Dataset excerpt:
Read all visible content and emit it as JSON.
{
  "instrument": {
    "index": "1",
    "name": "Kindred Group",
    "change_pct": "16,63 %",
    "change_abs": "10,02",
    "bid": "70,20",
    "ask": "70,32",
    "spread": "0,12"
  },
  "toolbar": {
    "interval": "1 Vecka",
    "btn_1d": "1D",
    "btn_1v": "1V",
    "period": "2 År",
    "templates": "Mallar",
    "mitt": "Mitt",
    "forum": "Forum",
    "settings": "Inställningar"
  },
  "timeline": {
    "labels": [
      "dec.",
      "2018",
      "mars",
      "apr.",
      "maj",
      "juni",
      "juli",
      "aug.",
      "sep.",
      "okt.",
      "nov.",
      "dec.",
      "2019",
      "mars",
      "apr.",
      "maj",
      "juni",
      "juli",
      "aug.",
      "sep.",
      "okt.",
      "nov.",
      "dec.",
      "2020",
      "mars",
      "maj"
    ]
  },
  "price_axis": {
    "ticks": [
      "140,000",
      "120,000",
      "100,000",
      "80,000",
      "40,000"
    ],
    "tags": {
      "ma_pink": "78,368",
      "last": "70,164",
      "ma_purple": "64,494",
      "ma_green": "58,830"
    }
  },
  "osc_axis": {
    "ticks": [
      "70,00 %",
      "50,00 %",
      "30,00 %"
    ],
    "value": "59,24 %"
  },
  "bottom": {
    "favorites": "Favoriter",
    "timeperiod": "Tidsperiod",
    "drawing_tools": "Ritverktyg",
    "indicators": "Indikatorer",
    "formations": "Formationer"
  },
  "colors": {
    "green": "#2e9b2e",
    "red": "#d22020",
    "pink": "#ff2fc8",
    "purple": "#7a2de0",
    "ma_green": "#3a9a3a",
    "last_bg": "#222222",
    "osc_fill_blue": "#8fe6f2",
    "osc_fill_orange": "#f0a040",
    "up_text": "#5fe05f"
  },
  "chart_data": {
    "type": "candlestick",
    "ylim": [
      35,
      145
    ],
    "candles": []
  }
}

**WHAT TO DO:** Repeat back the data above, exact to the last character.

**RESPONSE TO THE TASK:**
Read all visible content and emit it as JSON.
{
  "instrument": {
    "index": "1",
    "name": "Kindred Group",
    "change_pct": "16,63 %",
    "change_abs": "10,02",
    "bid": "70,20",
    "ask": "70,32",
    "spread": "0,12"
  },
  "toolbar": {
    "interval": "1 Vecka",
    "btn_1d": "1D",
    "btn_1v": "1V",
    "period": "2 År",
    "templates": "Mallar",
    "mitt": "Mitt",
    "forum": "Forum",
    "settings": "Inställningar"
  },
  "timeline": {
    "labels": [
      "dec.",
      "2018",
      "mars",
      "apr.",
      "maj",
      "juni",
      "juli",
      "aug.",
      "sep.",
      "okt.",
      "nov.",
      "dec.",
      "2019",
      "mars",
      "apr.",
      "maj",
      "juni",
      "juli",
      "aug.",
      "sep.",
      "okt.",
      "nov.",
      "dec.",
      "2020",
      "mars",
      "maj"
    ]
  },
  "price_axis": {
    "ticks": [
      "140,000",
      "120,000",
      "100,000",
      "80,000",
      "40,000"
    ],
    "tags": {
      "ma_pink": "78,368",
      "last": "70,164",
      "ma_purple": "64,494",
      "ma_green": "58,830"
    }
  },
  "osc_axis": {
    "ticks": [
      "70,00 %",
      "50,00 %",
      "30,00 %"
    ],
    "value": "59,24 %"
  },
  "bottom": {
    "favorites": "Favoriter",
    "timeperiod": "Tidsperiod",
    "drawing_tools": "Ritverktyg",
    "indicators": "Indikatorer",
    "formations": "Formationer"
  },
  "colors": {
    "green": "#2e9b2e",
    "red": "#d22020",
    "pink": "#ff2fc8",
    "purple": "#7a2de0",
    "ma_green": "#3a9a3a",
    "last_bg": "#222222",
    "osc_fill_blue": "#8fe6f2",
    "osc_fill_orange": "#f0a040",
    "up_text": "#5fe05f"
  },
  "chart_data": {
    "type": "candlestick",
    "ylim": [
      35,
      145
    ],
    "candles": []
  }
}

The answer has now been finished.